Goal of the exercise: Only the number is wanted: how many lines hold the word "color"?

Available records:
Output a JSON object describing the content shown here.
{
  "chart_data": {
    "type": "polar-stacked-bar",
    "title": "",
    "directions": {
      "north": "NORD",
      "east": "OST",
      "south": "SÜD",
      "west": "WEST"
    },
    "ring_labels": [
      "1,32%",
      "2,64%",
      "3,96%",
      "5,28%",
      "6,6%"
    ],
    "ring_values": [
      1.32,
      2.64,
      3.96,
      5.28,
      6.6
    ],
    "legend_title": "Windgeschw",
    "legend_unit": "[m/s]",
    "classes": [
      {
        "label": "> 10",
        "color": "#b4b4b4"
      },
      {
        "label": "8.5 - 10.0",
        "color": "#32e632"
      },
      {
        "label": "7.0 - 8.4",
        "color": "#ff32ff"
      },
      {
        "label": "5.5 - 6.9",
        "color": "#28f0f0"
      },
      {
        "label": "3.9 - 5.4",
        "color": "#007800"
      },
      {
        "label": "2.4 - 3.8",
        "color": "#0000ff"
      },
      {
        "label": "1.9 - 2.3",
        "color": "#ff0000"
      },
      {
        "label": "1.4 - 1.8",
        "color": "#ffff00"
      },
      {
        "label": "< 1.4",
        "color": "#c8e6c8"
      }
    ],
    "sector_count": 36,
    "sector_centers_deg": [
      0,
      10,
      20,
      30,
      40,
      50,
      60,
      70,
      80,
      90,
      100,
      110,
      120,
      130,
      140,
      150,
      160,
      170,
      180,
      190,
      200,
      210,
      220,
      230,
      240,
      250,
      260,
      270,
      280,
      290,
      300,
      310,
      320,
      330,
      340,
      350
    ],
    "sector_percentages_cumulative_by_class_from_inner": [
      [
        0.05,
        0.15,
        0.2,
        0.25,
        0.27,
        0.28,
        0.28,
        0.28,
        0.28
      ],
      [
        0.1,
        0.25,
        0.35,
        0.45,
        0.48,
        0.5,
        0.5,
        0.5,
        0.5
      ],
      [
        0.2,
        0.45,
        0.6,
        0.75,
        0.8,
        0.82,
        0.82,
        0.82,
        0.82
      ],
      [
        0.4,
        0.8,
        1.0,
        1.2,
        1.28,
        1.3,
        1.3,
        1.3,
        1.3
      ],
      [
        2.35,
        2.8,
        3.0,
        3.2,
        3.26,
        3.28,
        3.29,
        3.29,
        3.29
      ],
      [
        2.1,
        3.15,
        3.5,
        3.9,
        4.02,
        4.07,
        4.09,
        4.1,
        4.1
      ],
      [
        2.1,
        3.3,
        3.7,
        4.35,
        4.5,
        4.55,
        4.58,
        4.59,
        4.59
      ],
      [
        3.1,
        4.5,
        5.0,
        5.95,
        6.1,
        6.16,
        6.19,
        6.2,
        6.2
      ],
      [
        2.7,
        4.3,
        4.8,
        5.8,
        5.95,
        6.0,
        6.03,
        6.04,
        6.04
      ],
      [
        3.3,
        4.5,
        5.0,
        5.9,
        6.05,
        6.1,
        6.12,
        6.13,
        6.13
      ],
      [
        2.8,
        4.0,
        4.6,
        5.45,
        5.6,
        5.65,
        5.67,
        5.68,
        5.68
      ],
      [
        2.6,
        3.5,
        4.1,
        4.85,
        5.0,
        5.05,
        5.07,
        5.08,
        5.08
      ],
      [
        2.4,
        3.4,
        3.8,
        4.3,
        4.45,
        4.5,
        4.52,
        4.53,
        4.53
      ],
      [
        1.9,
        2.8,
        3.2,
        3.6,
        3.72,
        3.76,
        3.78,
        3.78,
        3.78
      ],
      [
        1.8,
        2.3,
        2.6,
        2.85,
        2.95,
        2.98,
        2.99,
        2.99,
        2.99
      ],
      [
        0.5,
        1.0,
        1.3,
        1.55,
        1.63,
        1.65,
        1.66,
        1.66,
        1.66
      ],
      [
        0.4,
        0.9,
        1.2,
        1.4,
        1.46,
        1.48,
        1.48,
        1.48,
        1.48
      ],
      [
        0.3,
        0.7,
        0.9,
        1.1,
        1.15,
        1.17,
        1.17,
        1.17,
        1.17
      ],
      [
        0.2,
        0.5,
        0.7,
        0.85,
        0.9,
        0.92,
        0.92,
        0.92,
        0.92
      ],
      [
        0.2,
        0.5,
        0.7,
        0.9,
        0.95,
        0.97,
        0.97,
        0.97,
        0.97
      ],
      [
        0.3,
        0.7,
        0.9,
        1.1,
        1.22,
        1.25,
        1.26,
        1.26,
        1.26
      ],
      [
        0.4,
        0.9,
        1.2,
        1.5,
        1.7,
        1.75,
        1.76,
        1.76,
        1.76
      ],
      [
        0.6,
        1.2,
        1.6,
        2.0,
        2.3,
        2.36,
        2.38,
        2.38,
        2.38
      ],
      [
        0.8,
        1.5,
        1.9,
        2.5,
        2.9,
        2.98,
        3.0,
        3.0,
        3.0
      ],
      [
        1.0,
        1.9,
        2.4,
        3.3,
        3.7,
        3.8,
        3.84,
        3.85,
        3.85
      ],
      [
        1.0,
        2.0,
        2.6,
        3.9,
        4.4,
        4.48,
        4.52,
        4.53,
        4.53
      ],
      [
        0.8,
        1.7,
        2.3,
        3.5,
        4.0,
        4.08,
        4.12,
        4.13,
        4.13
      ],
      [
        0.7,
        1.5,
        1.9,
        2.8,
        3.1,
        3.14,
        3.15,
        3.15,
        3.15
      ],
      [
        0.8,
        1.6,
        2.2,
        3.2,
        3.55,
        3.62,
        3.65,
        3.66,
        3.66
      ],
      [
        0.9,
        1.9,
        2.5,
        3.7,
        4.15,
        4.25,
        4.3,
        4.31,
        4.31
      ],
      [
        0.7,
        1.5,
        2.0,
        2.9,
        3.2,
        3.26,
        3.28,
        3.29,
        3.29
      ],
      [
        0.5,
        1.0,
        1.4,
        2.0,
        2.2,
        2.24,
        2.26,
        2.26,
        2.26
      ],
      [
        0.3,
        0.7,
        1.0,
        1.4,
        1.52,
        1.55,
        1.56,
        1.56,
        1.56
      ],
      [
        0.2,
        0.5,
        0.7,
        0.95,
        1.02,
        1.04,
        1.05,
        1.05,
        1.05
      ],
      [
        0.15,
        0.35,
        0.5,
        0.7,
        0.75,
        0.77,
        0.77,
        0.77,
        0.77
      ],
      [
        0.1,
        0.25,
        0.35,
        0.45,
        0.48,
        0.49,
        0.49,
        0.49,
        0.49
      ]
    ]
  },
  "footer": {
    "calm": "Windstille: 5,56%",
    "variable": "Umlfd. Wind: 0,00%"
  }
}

Completed task: 9